> _Work required_
Among the entries below, find the lines with "como" and copy them.

** begin Dataset excerpts **

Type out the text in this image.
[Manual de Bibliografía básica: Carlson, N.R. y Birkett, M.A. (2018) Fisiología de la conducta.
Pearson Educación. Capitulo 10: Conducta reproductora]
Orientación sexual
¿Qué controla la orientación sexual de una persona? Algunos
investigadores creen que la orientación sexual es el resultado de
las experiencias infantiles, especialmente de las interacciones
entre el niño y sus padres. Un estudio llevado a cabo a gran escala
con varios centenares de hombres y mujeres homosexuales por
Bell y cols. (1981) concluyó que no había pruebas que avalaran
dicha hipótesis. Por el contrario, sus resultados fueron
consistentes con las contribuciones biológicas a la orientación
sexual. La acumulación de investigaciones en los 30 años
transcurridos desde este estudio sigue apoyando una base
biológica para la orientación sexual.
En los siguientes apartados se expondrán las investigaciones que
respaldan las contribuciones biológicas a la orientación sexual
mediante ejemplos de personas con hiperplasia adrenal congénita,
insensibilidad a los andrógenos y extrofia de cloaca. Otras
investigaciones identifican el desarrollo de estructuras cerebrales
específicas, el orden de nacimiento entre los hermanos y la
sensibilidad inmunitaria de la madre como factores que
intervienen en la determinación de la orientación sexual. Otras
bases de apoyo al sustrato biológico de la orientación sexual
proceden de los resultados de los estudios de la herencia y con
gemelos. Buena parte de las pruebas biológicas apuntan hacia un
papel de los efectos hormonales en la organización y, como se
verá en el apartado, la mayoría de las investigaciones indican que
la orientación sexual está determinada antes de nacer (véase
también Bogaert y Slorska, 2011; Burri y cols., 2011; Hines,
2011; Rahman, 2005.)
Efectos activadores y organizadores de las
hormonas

** end Dataset excerpts **
** begin Dataset excerpts **

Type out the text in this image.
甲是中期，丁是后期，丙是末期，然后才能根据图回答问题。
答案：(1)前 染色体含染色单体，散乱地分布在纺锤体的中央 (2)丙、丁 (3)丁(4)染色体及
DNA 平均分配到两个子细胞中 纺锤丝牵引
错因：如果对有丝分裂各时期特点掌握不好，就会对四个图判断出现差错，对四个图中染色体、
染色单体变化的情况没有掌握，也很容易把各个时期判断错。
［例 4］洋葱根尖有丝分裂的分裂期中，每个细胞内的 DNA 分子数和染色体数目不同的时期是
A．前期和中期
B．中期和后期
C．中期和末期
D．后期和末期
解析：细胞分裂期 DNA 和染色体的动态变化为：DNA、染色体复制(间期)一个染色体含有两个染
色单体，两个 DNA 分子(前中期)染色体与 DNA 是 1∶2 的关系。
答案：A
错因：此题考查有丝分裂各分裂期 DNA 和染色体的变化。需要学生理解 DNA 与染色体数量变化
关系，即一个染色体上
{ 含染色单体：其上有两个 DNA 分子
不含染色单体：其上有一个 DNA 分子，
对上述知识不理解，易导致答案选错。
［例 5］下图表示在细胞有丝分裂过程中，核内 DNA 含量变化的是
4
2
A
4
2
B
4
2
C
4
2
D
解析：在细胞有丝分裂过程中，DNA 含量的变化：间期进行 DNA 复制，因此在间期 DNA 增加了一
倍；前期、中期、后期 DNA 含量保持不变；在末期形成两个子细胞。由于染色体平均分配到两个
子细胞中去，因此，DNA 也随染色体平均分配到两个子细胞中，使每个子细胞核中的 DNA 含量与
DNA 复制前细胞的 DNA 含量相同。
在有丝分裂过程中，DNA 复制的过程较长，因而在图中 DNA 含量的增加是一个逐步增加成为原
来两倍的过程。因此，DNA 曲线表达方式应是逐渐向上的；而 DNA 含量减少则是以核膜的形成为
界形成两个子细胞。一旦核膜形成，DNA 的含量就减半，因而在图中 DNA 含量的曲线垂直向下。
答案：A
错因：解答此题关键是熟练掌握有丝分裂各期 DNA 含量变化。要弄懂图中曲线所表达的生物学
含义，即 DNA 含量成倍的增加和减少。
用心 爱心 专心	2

** end Dataset excerpts **

> _Solution_
sensibilidad inmunitaria de la madre como factores que
papel de los efectos hormonales en la organización y, como se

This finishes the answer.